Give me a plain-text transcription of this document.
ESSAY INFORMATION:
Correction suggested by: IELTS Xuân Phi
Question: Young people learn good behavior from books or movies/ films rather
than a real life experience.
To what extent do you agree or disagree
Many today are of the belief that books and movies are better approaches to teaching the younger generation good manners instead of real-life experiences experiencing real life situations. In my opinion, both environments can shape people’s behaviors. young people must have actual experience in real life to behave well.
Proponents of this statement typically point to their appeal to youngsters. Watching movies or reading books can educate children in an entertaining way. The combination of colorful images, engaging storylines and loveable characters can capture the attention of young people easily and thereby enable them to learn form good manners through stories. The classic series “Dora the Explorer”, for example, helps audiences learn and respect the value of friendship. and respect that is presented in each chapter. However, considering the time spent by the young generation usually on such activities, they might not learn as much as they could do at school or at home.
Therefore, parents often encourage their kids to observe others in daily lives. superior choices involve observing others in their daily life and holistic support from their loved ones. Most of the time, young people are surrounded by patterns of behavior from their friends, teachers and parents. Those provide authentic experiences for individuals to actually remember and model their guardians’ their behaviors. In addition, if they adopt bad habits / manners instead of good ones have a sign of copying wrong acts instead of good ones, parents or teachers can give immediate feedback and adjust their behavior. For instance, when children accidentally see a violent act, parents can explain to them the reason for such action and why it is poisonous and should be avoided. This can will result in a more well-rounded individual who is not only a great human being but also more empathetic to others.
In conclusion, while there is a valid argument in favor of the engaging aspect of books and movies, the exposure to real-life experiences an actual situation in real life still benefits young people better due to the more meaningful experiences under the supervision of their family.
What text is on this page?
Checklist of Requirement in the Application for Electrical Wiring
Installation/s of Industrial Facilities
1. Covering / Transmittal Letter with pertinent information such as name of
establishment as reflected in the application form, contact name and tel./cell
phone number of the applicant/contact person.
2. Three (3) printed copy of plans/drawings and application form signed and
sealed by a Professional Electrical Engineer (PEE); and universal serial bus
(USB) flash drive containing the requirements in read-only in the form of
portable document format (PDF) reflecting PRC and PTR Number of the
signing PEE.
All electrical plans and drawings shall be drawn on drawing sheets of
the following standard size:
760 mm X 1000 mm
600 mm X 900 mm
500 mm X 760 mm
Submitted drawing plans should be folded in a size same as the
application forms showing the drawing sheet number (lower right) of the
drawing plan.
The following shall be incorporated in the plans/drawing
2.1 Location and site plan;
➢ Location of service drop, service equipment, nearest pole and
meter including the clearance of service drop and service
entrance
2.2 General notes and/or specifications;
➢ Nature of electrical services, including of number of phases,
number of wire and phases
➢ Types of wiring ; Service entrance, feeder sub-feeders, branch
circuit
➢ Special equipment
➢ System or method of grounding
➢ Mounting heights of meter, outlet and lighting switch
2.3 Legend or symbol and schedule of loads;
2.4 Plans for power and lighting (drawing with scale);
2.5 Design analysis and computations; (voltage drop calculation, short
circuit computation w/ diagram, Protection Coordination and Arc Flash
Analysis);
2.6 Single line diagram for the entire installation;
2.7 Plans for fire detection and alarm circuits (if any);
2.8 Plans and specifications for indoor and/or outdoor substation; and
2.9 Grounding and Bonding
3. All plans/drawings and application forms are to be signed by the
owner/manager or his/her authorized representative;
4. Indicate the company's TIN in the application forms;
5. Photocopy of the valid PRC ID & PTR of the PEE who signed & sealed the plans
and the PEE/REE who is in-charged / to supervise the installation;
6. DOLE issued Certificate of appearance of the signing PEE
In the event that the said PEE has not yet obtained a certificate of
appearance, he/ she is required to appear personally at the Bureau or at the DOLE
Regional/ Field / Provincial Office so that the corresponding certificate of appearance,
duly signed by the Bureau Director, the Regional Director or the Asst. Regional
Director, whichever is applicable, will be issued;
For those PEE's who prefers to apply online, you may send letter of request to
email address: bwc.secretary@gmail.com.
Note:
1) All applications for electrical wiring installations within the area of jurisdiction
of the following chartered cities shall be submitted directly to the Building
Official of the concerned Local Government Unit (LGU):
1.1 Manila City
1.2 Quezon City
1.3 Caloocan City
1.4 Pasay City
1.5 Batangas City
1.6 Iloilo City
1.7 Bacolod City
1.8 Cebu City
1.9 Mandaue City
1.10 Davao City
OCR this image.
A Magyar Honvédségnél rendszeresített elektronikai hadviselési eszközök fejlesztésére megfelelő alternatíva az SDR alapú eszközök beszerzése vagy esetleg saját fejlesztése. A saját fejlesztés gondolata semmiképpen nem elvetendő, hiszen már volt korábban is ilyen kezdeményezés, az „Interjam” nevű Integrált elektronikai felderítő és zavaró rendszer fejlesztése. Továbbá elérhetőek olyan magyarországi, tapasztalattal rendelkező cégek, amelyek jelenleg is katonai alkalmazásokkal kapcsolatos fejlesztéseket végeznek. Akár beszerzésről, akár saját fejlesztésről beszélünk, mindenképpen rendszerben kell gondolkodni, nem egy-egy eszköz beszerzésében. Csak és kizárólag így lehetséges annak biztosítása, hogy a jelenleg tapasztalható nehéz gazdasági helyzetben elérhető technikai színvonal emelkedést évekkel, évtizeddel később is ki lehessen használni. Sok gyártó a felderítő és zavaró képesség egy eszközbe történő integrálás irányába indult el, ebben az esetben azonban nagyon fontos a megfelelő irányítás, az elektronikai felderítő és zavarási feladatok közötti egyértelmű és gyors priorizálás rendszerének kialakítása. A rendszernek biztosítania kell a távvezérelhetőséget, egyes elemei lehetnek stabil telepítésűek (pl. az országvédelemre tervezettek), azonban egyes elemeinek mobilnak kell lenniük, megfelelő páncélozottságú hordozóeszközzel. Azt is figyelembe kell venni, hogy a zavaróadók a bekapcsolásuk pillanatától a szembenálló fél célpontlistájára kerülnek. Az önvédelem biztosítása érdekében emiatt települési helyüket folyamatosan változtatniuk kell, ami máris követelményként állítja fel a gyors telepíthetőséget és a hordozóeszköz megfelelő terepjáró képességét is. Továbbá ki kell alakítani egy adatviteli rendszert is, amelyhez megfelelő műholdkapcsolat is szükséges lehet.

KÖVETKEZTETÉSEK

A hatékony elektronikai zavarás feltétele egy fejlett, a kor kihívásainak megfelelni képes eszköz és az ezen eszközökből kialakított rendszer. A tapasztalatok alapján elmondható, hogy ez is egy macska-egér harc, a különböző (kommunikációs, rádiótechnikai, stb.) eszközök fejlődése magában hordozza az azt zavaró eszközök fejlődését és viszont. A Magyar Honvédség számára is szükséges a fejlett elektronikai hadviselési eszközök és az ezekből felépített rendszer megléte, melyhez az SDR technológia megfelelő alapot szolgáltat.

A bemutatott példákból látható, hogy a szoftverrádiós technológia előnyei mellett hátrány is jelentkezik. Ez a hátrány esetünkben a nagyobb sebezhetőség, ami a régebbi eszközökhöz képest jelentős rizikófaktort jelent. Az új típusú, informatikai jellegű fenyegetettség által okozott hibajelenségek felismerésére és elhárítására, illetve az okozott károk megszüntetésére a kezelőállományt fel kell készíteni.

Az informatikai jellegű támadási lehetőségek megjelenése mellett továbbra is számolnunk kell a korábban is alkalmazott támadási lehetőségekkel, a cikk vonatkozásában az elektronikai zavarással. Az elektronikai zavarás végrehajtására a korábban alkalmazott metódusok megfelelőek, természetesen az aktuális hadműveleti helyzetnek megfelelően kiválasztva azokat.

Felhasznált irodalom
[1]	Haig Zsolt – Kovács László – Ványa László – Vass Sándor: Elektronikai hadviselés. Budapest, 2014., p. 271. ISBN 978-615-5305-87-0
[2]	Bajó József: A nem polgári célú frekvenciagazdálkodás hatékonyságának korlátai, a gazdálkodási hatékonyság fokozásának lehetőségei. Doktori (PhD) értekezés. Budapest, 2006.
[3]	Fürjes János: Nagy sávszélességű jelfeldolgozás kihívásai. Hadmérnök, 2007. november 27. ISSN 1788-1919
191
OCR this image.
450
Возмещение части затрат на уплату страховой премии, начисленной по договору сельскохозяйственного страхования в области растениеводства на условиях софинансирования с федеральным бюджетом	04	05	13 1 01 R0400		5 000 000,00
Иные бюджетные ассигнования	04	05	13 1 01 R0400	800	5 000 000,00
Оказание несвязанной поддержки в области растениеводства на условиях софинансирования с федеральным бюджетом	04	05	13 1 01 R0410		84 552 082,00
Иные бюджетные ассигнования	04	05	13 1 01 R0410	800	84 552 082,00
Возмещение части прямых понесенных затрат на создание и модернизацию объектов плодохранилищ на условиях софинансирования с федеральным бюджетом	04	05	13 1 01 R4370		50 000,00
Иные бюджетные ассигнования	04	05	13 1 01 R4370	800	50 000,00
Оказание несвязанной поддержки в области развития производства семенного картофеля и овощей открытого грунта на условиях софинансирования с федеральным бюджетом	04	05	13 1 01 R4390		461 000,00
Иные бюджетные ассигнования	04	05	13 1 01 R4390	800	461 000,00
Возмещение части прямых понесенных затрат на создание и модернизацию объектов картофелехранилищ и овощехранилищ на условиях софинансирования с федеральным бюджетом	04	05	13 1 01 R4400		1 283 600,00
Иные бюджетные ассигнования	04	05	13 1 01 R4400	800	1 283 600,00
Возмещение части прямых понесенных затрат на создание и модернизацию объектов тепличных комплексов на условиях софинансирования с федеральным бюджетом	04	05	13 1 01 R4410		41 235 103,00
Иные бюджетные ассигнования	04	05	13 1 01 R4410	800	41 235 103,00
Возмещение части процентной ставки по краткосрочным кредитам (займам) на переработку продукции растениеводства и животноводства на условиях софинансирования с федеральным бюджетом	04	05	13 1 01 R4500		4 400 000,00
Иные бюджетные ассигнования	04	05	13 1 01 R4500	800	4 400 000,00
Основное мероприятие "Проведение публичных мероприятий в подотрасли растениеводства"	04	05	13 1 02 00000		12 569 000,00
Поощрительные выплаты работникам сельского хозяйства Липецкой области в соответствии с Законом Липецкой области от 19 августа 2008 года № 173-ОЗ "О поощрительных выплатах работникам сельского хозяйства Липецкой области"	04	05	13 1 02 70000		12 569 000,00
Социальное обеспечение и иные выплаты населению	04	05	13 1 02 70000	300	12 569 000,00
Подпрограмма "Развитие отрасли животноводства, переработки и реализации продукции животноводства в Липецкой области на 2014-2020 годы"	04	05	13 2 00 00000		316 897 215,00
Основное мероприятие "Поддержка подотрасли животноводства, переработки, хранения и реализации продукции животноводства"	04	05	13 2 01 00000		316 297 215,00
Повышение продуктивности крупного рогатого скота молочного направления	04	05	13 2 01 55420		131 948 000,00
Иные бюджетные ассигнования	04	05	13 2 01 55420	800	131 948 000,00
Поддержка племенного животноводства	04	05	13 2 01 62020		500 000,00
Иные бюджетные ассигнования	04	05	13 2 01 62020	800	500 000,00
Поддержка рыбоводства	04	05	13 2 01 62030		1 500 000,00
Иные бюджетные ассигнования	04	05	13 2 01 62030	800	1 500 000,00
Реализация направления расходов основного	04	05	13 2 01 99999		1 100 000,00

____

• [Exercise description]
Only the number is wanted: how many lines of these entries contain the string "несвязанной"?

• [The result]
2